I have a sorted-set with about 200k integers. I take a subseq of those less than X. The resulting subseq can still be quite large. What I get back is a sequence, but I want it back as a sorted-set.

axle02:08:24

If I use (into (sorted-map) my-sub-seq), doesn't that do an O(n) deep copy of the subsequence into a new sorted-set?

axle02:08:13

sorry, I meant (into (sorted-set) my-sub-seq) ;; sorted-set not sorted-map

Alex Miller (Clojure team)02:08:33

You might want to look at some of the other contrib data structures for this

Alex Miller (Clojure team)02:08:34

I think data.avl gives you log time splitting

cddr03:08:58

some-fn and clojure.data.zip.xml don't play as nicely together as I'd have thought

cddr03:08:30

You can't do (some-fn (tag= :foo) (tag= :bar)) because the function returned by (tag= :foo) always returns a truthy value (i.e. an empty list) even if there's no element "foo"

axle03:08:18

alex, thanks for the heads up about data.avl. Appreciate it!

tsdh10:08:15

@cddr: Indeed. The function returned by tag= does (filter ...) and seems to return the seq of children with the given tag name in one case and just the seq containing the current element in case its tag equals the given tagname in the other case. So it's no predicate at all although the docs say so. The text= and attr= functions do return proper predicates, though. I'd go and file a bug report.

tsdh10:08:57

@cddr: In the meantime, you could probably go with (comp seq (tag= :foo)).

tsdh10:08:32

@cddr: Hah, there's even an issue for that since more than a year: http://dev.clojure.org/jira/browse/DZIP-3

tsdh10:08:23

@cddr: No comments, no confirmation, no nothing. And the last JIRA activity for any issue in that project has been end of 2013. That probably means "fork and fix me" in case you want to use it.

▸ Record excerpts:
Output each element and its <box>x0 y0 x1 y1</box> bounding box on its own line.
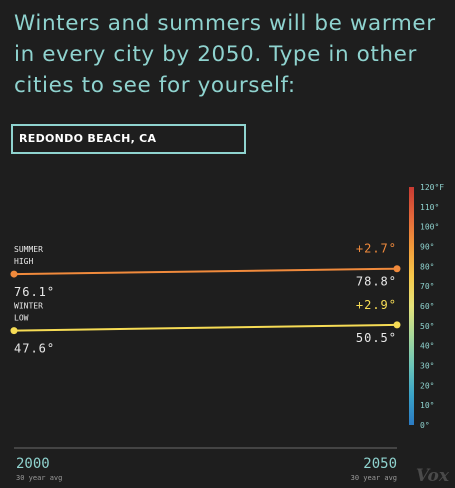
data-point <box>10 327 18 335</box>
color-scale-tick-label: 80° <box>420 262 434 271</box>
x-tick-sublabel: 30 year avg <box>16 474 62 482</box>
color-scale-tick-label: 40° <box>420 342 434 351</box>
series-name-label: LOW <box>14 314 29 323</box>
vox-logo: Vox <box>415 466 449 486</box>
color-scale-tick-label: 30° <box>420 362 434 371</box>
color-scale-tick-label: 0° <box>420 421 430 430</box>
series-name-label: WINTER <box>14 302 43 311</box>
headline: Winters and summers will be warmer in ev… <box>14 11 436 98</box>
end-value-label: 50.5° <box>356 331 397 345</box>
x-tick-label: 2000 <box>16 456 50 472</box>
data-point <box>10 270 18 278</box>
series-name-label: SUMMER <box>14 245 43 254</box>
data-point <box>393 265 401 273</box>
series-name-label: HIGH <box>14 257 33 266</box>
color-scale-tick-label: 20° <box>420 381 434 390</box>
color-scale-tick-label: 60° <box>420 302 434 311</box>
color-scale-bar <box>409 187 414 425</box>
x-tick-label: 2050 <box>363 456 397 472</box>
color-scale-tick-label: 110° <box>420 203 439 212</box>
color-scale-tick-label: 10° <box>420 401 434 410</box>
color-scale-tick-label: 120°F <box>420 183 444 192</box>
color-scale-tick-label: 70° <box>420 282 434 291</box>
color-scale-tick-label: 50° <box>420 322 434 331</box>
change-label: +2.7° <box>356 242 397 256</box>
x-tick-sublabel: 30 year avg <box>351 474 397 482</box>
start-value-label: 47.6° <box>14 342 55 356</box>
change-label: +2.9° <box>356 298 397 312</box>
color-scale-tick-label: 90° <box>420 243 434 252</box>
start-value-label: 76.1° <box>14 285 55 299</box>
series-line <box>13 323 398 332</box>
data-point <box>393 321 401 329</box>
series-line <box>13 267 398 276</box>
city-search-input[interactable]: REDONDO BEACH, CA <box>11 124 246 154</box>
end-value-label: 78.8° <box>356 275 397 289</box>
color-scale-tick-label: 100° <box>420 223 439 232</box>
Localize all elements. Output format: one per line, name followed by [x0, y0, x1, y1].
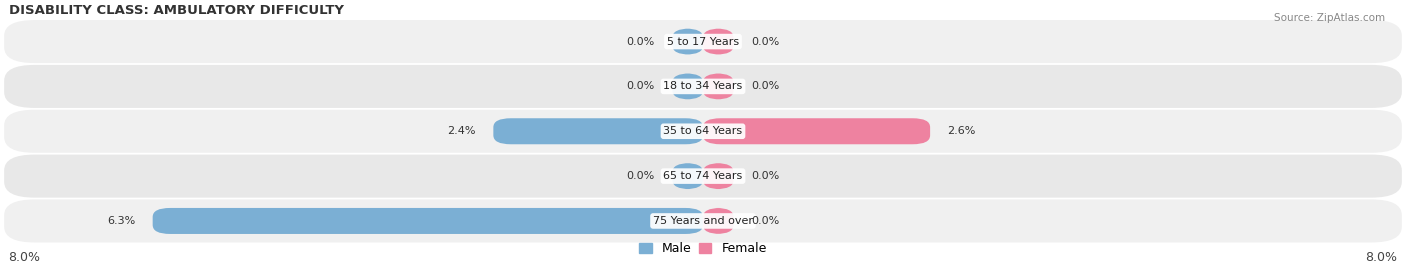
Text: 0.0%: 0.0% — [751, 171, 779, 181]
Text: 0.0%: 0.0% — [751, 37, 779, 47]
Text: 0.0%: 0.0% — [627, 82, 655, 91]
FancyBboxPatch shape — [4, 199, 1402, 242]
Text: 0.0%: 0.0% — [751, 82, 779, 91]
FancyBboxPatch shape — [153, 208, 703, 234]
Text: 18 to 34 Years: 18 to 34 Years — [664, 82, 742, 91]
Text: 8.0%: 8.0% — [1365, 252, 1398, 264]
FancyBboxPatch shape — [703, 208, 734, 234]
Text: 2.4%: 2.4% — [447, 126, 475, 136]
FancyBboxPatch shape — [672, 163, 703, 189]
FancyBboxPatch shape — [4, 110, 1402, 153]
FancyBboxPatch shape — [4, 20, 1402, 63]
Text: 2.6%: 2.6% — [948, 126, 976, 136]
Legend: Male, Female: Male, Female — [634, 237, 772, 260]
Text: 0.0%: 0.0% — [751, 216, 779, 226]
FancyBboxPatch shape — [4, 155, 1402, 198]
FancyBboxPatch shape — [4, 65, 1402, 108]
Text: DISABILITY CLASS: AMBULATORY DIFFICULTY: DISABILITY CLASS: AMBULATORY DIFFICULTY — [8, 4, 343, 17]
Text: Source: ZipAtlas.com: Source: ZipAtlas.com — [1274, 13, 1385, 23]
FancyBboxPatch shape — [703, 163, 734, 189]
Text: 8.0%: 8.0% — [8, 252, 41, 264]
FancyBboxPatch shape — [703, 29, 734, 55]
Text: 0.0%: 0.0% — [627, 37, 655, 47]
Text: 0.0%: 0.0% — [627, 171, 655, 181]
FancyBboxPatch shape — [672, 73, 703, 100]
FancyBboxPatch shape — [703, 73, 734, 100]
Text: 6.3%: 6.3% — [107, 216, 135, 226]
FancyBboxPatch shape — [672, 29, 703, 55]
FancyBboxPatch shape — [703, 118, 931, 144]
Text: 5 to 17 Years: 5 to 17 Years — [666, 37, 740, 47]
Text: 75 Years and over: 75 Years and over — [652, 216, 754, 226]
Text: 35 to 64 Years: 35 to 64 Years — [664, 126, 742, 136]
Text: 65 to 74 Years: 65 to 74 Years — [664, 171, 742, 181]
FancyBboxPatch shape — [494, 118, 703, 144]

---

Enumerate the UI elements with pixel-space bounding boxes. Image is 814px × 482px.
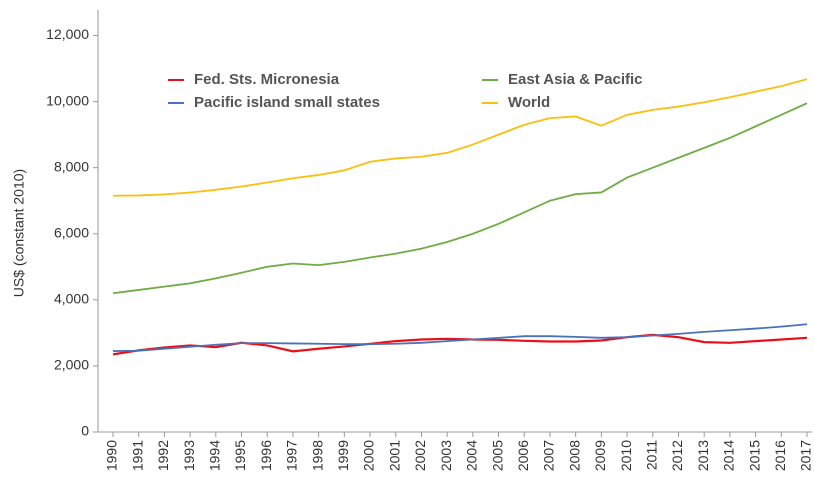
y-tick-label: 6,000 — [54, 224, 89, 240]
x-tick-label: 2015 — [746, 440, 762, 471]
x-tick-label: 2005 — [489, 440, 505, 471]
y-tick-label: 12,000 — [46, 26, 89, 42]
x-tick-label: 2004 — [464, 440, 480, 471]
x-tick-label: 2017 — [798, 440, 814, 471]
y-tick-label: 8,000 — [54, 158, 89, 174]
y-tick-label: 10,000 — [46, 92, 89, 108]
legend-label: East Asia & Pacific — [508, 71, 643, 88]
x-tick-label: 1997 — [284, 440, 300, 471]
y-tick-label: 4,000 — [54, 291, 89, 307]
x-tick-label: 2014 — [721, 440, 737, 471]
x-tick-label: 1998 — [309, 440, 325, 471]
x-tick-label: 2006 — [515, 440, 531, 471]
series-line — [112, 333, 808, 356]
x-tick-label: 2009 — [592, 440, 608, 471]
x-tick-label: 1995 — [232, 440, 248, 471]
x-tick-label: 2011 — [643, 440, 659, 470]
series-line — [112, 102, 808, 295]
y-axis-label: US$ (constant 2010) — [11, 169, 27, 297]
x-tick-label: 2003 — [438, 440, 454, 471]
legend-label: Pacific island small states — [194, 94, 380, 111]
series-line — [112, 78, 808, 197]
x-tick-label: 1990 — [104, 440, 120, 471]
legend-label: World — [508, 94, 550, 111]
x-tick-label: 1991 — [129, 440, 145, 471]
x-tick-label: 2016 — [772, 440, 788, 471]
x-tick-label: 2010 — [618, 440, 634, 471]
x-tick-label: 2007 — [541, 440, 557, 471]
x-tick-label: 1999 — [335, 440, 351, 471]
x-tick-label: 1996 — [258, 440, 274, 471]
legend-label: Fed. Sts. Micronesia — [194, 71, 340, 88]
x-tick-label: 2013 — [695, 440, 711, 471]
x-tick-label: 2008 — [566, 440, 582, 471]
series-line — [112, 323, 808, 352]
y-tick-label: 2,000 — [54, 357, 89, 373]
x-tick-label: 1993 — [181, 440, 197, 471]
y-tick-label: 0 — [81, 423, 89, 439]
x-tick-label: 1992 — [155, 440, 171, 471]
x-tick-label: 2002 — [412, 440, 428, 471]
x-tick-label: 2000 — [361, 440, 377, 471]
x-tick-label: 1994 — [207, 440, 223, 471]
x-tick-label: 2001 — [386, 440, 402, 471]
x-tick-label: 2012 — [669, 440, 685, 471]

▸ Required tasks:
1. Answer these from the Clojure chat excerpt:
(a) About how many integers does axle's sorted-set contain?
(b) Which contrib data structure library is said to give log time splitting?
(c) When did the last JIRA activity for any issue in that project take place?
2. Extend the Clojure chat excerpt past its final message.
The rows come from a separate source and are unrelated to the Clojure chat excerpt.

▸ Results in order:
1.
(a) About 200k.
(b) data.avl.
(c) The end of 2013.

2.
timvisher13:08:58

is (:gen-class) enough or do you need (:gen-class :main true)

timvisher13:08:11

both appear to work, but what’s the difference between them?

Chris Bidler14:08:58

@timvisher: I believe, though I don’t have time before standup to go validate my memory, that (:gen-class) forces AOT compilation while adding :main true wires that ns up as the entry point for a JAR

cddr14:08:02

@tsdh It might have been done that way to maximize the library's laziness but I'll throw up a patch and see if I can get some discussion going.

cddr14:08:17

Thanks for finding the existing issue

tsdh14:08:20

@cddr: You're welcome.

timvisher14:08:55

@chris_johnson: Thanks for the input. I have it in my head that I can use an ns with nothing but (:gen-class) in it as the entry point for a jar, but that’s probably untrue. Mental cruft…

timvisher14:08:21

the docs certainly seem to indicate that without :main true the static main function is not generated.

Chris Bidler14:08:57

It’s also possible that you can get away with just (:gen-class) with the addition of some sugar in project.clj in the case where you’re using Leiningen

Chris Bidler14:08:32

and that adding :main true becomes vital when you start to leave the warm, blanket-like embrace of Tools™

Lambda/Sierra14:08:45

@timvisher: :gen-class defaults to :main true when used in the ns macro.

Lambda/Sierra14:08:03

Since that's the only thing it's used for 99% of the time.

Lambda/Sierra14:08:17

The presence of :gen-class by itself does not trigger AOT-compilation. AOT-compilation is always initiated by calling compile, usually through a build tool.

Lambda/Sierra14:08:30

All the gory details are in the docstrings of the gen-class and ns macros.

timvisher15:08:56

@stuartsierra: ah! that makes much more sense now.

sdegutis16:08:34

Does anyone here have a tl;dr on the benefits of using Transducers rather than just piping seqs with ->>?

spinningtopsofdoom16:08:51

@sdegutis No intermediate datastructures between functions and you can use the same stack of functions in normal clojure code, reducers, and core.async

sdegutis16:08:13

@spinningtopsofdoom: Aren't reducers also normal Clojure code?

spinningtopsofdoom16:08:21

Technically but you need to use the reducer map filter and reduce functions rather then the ones in core

darwin16:08:30

@sdegutis: without transducers, you would have to implement map, filter, and other common functions for each new context (seqs, channels, etc.)

sdegutis16:08:14

Thanks, will do.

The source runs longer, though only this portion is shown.